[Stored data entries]
+++++

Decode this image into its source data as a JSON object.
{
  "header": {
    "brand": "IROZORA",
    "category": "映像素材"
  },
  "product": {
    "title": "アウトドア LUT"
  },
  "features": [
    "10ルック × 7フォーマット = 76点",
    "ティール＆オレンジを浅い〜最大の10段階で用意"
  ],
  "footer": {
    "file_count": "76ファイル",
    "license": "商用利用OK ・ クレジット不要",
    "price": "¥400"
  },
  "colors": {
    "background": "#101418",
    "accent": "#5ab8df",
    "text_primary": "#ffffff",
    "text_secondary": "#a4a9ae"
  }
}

+++++

Copy out the full listing exactly.

## EXPECTED ANSWER
Decode this image into its source data as a JSON object.
{
  "header": {
    "brand": "IROZORA",
    "category": "映像素材"
  },
  "product": {
    "title": "アウトドア LUT"
  },
  "features": [
    "10ルック × 7フォーマット = 76点",
    "ティール＆オレンジを浅い〜最大の10段階で用意"
  ],
  "footer": {
    "file_count": "76ファイル",
    "license": "商用利用OK ・ クレジット不要",
    "price": "¥400"
  },
  "colors": {
    "background": "#101418",
    "accent": "#5ab8df",
    "text_primary": "#ffffff",
    "text_secondary": "#a4a9ae"
  }
}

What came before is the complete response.